⟨
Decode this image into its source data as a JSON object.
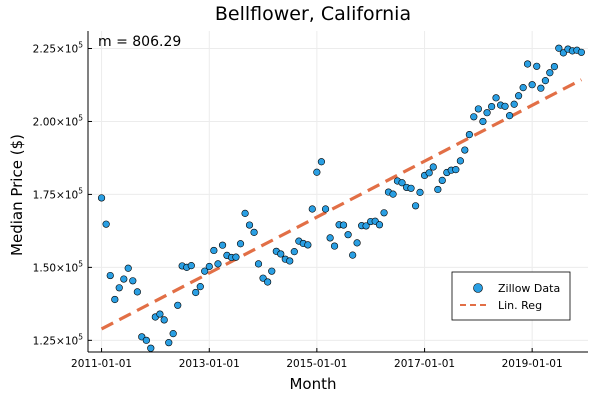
{
  "chart_data": {
    "type": "scatter",
    "title": "Bellflower, California",
    "xlabel": "Month",
    "ylabel": "Median Price ($)",
    "annotation": "m = 806.29",
    "xlim": [
      "2010-10-01",
      "2020-01-15"
    ],
    "ylim": [
      121000,
      231000
    ],
    "x_ticks": [
      "2011-01-01",
      "2013-01-01",
      "2015-01-01",
      "2017-01-01",
      "2019-01-01"
    ],
    "y_ticks": [
      {
        "value": 125000,
        "mantissa": "1.25",
        "exponent": "5"
      },
      {
        "value": 150000,
        "mantissa": "1.50",
        "exponent": "5"
      },
      {
        "value": 175000,
        "mantissa": "1.75",
        "exponent": "5"
      },
      {
        "value": 200000,
        "mantissa": "2.00",
        "exponent": "5"
      },
      {
        "value": 225000,
        "mantissa": "2.25",
        "exponent": "5"
      }
    ],
    "y_tick_base": "×10",
    "grid": true,
    "legend_position": "bottom-right",
    "legend": [
      {
        "label": "Zillow Data",
        "kind": "marker"
      },
      {
        "label": "Lin. Reg",
        "kind": "dashed-line"
      }
    ],
    "colors": {
      "points": "#2a9fe3",
      "fit": "#e26f46",
      "grid": "#ececec",
      "axis": "#000000"
    },
    "series": [
      {
        "name": "Zillow Data",
        "kind": "scatter",
        "points": [
          [
            "2011-01-01",
            173800
          ],
          [
            "2011-02-01",
            164800
          ],
          [
            "2011-03-01",
            147200
          ],
          [
            "2011-04-01",
            139000
          ],
          [
            "2011-05-01",
            143000
          ],
          [
            "2011-06-01",
            146000
          ],
          [
            "2011-07-01",
            149700
          ],
          [
            "2011-08-01",
            145400
          ],
          [
            "2011-09-01",
            141600
          ],
          [
            "2011-10-01",
            126200
          ],
          [
            "2011-11-01",
            125000
          ],
          [
            "2011-12-01",
            122300
          ],
          [
            "2012-01-01",
            133000
          ],
          [
            "2012-02-01",
            134000
          ],
          [
            "2012-03-01",
            132000
          ],
          [
            "2012-04-01",
            124200
          ],
          [
            "2012-05-01",
            127300
          ],
          [
            "2012-06-01",
            137000
          ],
          [
            "2012-07-01",
            150500
          ],
          [
            "2012-08-01",
            150000
          ],
          [
            "2012-09-01",
            150600
          ],
          [
            "2012-10-01",
            141400
          ],
          [
            "2012-11-01",
            143400
          ],
          [
            "2012-12-01",
            148700
          ],
          [
            "2013-01-01",
            150300
          ],
          [
            "2013-02-01",
            155800
          ],
          [
            "2013-03-01",
            151200
          ],
          [
            "2013-04-01",
            157600
          ],
          [
            "2013-05-01",
            154100
          ],
          [
            "2013-06-01",
            153400
          ],
          [
            "2013-07-01",
            153500
          ],
          [
            "2013-08-01",
            158100
          ],
          [
            "2013-09-01",
            168500
          ],
          [
            "2013-10-01",
            164500
          ],
          [
            "2013-11-01",
            162000
          ],
          [
            "2013-12-01",
            151200
          ],
          [
            "2014-01-01",
            146300
          ],
          [
            "2014-02-01",
            145000
          ],
          [
            "2014-03-01",
            148700
          ],
          [
            "2014-04-01",
            155500
          ],
          [
            "2014-05-01",
            154600
          ],
          [
            "2014-06-01",
            152800
          ],
          [
            "2014-07-01",
            152200
          ],
          [
            "2014-08-01",
            155400
          ],
          [
            "2014-09-01",
            159000
          ],
          [
            "2014-10-01",
            158200
          ],
          [
            "2014-11-01",
            157700
          ],
          [
            "2014-12-01",
            170000
          ],
          [
            "2015-01-01",
            182600
          ],
          [
            "2015-02-01",
            186200
          ],
          [
            "2015-03-01",
            170000
          ],
          [
            "2015-04-01",
            160100
          ],
          [
            "2015-05-01",
            157300
          ],
          [
            "2015-06-01",
            164600
          ],
          [
            "2015-07-01",
            164500
          ],
          [
            "2015-08-01",
            161200
          ],
          [
            "2015-09-01",
            154200
          ],
          [
            "2015-10-01",
            158400
          ],
          [
            "2015-11-01",
            164300
          ],
          [
            "2015-12-01",
            164200
          ],
          [
            "2016-01-01",
            165700
          ],
          [
            "2016-02-01",
            165800
          ],
          [
            "2016-03-01",
            164600
          ],
          [
            "2016-04-01",
            168700
          ],
          [
            "2016-05-01",
            175800
          ],
          [
            "2016-06-01",
            175100
          ],
          [
            "2016-07-01",
            179600
          ],
          [
            "2016-08-01",
            179000
          ],
          [
            "2016-09-01",
            177400
          ],
          [
            "2016-10-01",
            177100
          ],
          [
            "2016-11-01",
            171100
          ],
          [
            "2016-12-01",
            175700
          ],
          [
            "2017-01-01",
            181500
          ],
          [
            "2017-02-01",
            182400
          ],
          [
            "2017-03-01",
            184400
          ],
          [
            "2017-04-01",
            176700
          ],
          [
            "2017-05-01",
            179800
          ],
          [
            "2017-06-01",
            182500
          ],
          [
            "2017-07-01",
            183300
          ],
          [
            "2017-08-01",
            183500
          ],
          [
            "2017-09-01",
            186500
          ],
          [
            "2017-10-01",
            190200
          ],
          [
            "2017-11-01",
            195500
          ],
          [
            "2017-12-01",
            201600
          ],
          [
            "2018-01-01",
            204300
          ],
          [
            "2018-02-01",
            200000
          ],
          [
            "2018-03-01",
            203000
          ],
          [
            "2018-04-01",
            205100
          ],
          [
            "2018-05-01",
            208100
          ],
          [
            "2018-06-01",
            205600
          ],
          [
            "2018-07-01",
            205200
          ],
          [
            "2018-08-01",
            202000
          ],
          [
            "2018-09-01",
            205900
          ],
          [
            "2018-10-01",
            208800
          ],
          [
            "2018-11-01",
            211600
          ],
          [
            "2018-12-01",
            219700
          ],
          [
            "2019-01-01",
            212600
          ],
          [
            "2019-02-01",
            218900
          ],
          [
            "2019-03-01",
            211400
          ],
          [
            "2019-04-01",
            214000
          ],
          [
            "2019-05-01",
            216700
          ],
          [
            "2019-06-01",
            218800
          ],
          [
            "2019-07-01",
            225100
          ],
          [
            "2019-08-01",
            223500
          ],
          [
            "2019-09-01",
            224800
          ],
          [
            "2019-10-01",
            224200
          ],
          [
            "2019-11-01",
            224400
          ],
          [
            "2019-12-01",
            223700
          ]
        ]
      },
      {
        "name": "Lin. Reg",
        "kind": "line",
        "style": "dashed",
        "points": [
          [
            "2011-01-01",
            128900
          ],
          [
            "2019-12-01",
            214300
          ]
        ]
      }
    ]
  }
}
⟩
→ **Stated goal**
Pull out all lines from the entries above that include the word "value".

→ **Answer to the task**
        "value": 125000,
        "value": 150000,
        "value": 175000,
        "value": 200000,
        "value": 225000,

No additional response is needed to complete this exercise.